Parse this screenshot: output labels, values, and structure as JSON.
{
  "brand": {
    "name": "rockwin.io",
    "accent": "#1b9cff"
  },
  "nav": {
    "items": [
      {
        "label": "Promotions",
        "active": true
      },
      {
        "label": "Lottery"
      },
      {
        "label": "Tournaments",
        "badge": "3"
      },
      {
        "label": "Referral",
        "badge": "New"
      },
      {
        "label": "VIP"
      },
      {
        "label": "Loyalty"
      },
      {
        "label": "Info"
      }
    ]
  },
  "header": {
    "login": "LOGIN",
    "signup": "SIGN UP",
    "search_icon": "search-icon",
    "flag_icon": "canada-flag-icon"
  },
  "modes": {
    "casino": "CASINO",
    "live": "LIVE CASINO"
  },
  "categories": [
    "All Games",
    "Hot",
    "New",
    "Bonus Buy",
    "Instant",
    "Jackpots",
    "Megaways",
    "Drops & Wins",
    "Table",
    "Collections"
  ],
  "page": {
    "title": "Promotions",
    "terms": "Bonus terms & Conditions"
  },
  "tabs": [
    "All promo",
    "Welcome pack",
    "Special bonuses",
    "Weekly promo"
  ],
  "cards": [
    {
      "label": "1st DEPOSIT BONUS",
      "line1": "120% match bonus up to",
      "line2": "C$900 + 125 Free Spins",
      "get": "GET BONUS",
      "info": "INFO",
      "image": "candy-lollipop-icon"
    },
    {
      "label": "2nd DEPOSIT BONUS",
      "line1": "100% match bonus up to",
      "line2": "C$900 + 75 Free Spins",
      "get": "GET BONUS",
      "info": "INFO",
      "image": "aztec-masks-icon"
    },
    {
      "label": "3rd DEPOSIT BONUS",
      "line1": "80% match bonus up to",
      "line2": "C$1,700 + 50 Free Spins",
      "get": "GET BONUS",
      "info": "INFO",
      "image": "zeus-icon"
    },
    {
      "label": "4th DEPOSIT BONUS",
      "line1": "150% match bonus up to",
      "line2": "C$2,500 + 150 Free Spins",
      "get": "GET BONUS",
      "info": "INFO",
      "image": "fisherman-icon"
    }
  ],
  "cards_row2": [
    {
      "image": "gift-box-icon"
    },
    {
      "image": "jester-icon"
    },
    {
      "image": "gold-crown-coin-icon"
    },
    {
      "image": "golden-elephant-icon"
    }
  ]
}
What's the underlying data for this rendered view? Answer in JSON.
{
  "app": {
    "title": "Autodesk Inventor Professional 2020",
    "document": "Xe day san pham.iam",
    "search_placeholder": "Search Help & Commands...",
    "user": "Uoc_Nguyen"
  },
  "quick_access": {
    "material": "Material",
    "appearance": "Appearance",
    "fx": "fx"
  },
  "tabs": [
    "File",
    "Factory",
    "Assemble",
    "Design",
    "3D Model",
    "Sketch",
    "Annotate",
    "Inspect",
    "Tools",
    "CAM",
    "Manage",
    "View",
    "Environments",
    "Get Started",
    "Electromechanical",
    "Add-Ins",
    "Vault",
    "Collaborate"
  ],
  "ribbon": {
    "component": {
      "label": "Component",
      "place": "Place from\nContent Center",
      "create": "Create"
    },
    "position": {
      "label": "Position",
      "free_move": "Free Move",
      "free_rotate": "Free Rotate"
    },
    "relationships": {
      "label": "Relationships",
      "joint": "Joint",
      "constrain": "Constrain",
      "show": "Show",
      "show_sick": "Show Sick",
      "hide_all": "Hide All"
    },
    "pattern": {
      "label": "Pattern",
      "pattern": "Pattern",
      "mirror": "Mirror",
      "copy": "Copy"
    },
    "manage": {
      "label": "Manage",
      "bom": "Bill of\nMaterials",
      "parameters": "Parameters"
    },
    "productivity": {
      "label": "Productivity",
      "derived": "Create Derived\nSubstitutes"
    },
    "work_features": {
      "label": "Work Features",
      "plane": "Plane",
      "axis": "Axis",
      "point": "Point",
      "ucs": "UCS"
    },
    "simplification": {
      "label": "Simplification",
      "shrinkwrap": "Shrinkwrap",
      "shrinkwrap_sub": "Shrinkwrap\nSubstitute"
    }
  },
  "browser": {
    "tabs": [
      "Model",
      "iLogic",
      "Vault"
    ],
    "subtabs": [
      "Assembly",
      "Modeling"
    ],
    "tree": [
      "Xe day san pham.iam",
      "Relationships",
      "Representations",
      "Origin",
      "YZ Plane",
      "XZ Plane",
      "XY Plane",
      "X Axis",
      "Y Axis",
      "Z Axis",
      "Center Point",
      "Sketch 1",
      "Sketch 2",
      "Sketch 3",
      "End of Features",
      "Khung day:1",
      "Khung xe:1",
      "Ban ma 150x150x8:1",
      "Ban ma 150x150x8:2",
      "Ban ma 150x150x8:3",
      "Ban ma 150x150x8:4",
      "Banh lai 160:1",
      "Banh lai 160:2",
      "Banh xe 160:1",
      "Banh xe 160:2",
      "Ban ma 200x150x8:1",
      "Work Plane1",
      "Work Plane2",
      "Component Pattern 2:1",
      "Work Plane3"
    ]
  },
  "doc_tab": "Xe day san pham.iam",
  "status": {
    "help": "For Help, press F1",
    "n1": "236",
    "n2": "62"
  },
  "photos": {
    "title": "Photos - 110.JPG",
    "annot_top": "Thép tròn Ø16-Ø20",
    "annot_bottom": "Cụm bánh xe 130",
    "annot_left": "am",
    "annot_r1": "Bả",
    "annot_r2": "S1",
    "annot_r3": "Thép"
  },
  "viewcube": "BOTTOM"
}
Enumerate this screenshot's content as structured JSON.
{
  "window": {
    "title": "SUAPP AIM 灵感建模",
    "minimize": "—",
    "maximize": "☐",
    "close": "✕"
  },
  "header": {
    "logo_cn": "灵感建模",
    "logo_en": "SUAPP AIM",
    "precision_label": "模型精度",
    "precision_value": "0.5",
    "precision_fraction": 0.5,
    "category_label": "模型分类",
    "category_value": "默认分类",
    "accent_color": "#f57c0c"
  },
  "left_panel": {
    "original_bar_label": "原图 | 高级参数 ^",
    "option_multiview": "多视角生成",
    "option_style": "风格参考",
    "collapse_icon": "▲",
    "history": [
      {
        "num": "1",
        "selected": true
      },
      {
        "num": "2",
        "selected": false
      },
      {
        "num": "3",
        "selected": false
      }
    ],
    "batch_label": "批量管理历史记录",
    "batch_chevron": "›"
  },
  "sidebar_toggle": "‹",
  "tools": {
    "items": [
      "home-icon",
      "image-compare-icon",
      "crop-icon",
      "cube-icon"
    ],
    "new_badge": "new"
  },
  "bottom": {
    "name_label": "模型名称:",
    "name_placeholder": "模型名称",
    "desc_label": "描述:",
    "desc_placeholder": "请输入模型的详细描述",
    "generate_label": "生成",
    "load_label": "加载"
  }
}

──────

Set problem:
Extract each line of the listing above, copying it word for word.

Final answer:
Parse this screenshot: output labels, values, and structure as JSON.
{
  "brand": {
    "name": "rockwin.io",
    "accent": "#1b9cff"
  },
  "nav": {
    "items": [
      {
        "label": "Promotions",
        "active": true
      },
      {
        "label": "Lottery"
      },
      {
        "label": "Tournaments",
        "badge": "3"
      },
      {
        "label": "Referral",
        "badge": "New"
      },
      {
        "label": "VIP"
      },
      {
        "label": "Loyalty"
      },
      {
        "label": "Info"
      }
    ]
  },
  "header": {
    "login": "LOGIN",
    "signup": "SIGN UP",
    "search_icon": "search-icon",
    "flag_icon": "canada-flag-icon"
  },
  "modes": {
    "casino": "CASINO",
    "live": "LIVE CASINO"
  },
  "categories": [
    "All Games",
    "Hot",
    "New",
    "Bonus Buy",
    "Instant",
    "Jackpots",
    "Megaways",
    "Drops & Wins",
    "Table",
    "Collections"
  ],
  "page": {
    "title": "Promotions",
    "terms": "Bonus terms & Conditions"
  },
  "tabs": [
    "All promo",
    "Welcome pack",
    "Special bonuses",
    "Weekly promo"
  ],
  "cards": [
    {
      "label": "1st DEPOSIT BONUS",
      "line1": "120% match bonus up to",
      "line2": "C$900 + 125 Free Spins",
      "get": "GET BONUS",
      "info": "INFO",
      "image": "candy-lollipop-icon"
    },
    {
      "label": "2nd DEPOSIT BONUS",
      "line1": "100% match bonus up to",
      "line2": "C$900 + 75 Free Spins",
      "get": "GET BONUS",
      "info": "INFO",
      "image": "aztec-masks-icon"
    },
    {
      "label": "3rd DEPOSIT BONUS",
      "line1": "80% match bonus up to",
      "line2": "C$1,700 + 50 Free Spins",
      "get": "GET BONUS",
      "info": "INFO",
      "image": "zeus-icon"
    },
    {
      "label": "4th DEPOSIT BONUS",
      "line1": "150% match bonus up to",
      "line2": "C$2,500 + 150 Free Spins",
      "get": "GET BONUS",
      "info": "INFO",
      "image": "fisherman-icon"
    }
  ],
  "cards_row2": [
    {
      "image": "gift-box-icon"
    },
    {
      "image": "jester-icon"
    },
    {
      "image": "gold-crown-coin-icon"
    },
    {
      "image": "golden-elephant-icon"
    }
  ]
}
What's the underlying data for this rendered view? Answer in JSON.
{
  "app": {
    "title": "Autodesk Inventor Professional 2020",
    "document": "Xe day san pham.iam",
    "search_placeholder": "Search Help & Commands...",
    "user": "Uoc_Nguyen"
  },
  "quick_access": {
    "material": "Material",
    "appearance": "Appearance",
    "fx": "fx"
  },
  "tabs": [
    "File",
    "Factory",
    "Assemble",
    "Design",
    "3D Model",
    "Sketch",
    "Annotate",
    "Inspect",
    "Tools",
    "CAM",
    "Manage",
    "View",
    "Environments",
    "Get Started",
    "Electromechanical",
    "Add-Ins",
    "Vault",
    "Collaborate"
  ],
  "ribbon": {
    "component": {
      "label": "Component",
      "place": "Place from\nContent Center",
      "create": "Create"
    },
    "position": {
      "label": "Position",
      "free_move": "Free Move",
      "free_rotate": "Free Rotate"
    },
    "relationships": {
      "label": "Relationships",
      "joint": "Joint",
      "constrain": "Constrain",
      "show": "Show",
      "show_sick": "Show Sick",
      "hide_all": "Hide All"
    },
    "pattern": {
      "label": "Pattern",
      "pattern": "Pattern",
      "mirror": "Mirror",
      "copy": "Copy"
    },
    "manage": {
      "label": "Manage",
      "bom": "Bill of\nMaterials",
      "parameters": "Parameters"
    },
    "productivity": {
      "label": "Productivity",
      "derived": "Create Derived\nSubstitutes"
    },
    "work_features": {
      "label": "Work Features",
      "plane": "Plane",
      "axis": "Axis",
      "point": "Point",
      "ucs": "UCS"
    },
    "simplification": {
      "label": "Simplification",
      "shrinkwrap": "Shrinkwrap",
      "shrinkwrap_sub": "Shrinkwrap\nSubstitute"
    }
  },
  "browser": {
    "tabs": [
      "Model",
      "iLogic",
      "Vault"
    ],
    "subtabs": [
      "Assembly",
      "Modeling"
    ],
    "tree": [
      "Xe day san pham.iam",
      "Relationships",
      "Representations",
      "Origin",
      "YZ Plane",
      "XZ Plane",
      "XY Plane",
      "X Axis",
      "Y Axis",
      "Z Axis",
      "Center Point",
      "Sketch 1",
      "Sketch 2",
      "Sketch 3",
      "End of Features",
      "Khung day:1",
      "Khung xe:1",
      "Ban ma 150x150x8:1",
      "Ban ma 150x150x8:2",
      "Ban ma 150x150x8:3",
      "Ban ma 150x150x8:4",
      "Banh lai 160:1",
      "Banh lai 160:2",
      "Banh xe 160:1",
      "Banh xe 160:2",
      "Ban ma 200x150x8:1",
      "Work Plane1",
      "Work Plane2",
      "Component Pattern 2:1",
      "Work Plane3"
    ]
  },
  "doc_tab": "Xe day san pham.iam",
  "status": {
    "help": "For Help, press F1",
    "n1": "236",
    "n2": "62"
  },
  "photos": {
    "title": "Photos - 110.JPG",
    "annot_top": "Thép tròn Ø16-Ø20",
    "annot_bottom": "Cụm bánh xe 130",
    "annot_left": "am",
    "annot_r1": "Bả",
    "annot_r2": "S1",
    "annot_r3": "Thép"
  },
  "viewcube": "BOTTOM"
}
Enumerate this screenshot's content as structured JSON.
{
  "window": {
    "title": "SUAPP AIM 灵感建模",
    "minimize": "—",
    "maximize": "☐",
    "close": "✕"
  },
  "header": {
    "logo_cn": "灵感建模",
    "logo_en": "SUAPP AIM",
    "precision_label": "模型精度",
    "precision_value": "0.5",
    "precision_fraction": 0.5,
    "category_label": "模型分类",
    "category_value": "默认分类",
    "accent_color": "#f57c0c"
  },
  "left_panel": {
    "original_bar_label": "原图 | 高级参数 ^",
    "option_multiview": "多视角生成",
    "option_style": "风格参考",
    "collapse_icon": "▲",
    "history": [
      {
        "num": "1",
        "selected": true
      },
      {
        "num": "2",
        "selected": false
      },
      {
        "num": "3",
        "selected": false
      }
    ],
    "batch_label": "批量管理历史记录",
    "batch_chevron": "›"
  },
  "sidebar_toggle": "‹",
  "tools": {
    "items": [
      "home-icon",
      "image-compare-icon",
      "crop-icon",
      "cube-icon"
    ],
    "new_badge": "new"
  },
  "bottom": {
    "name_label": "模型名称:",
    "name_placeholder": "模型名称",
    "desc_label": "描述:",
    "desc_placeholder": "请输入模型的详细描述",
    "generate_label": "生成",
    "load_label": "加载"
  }
}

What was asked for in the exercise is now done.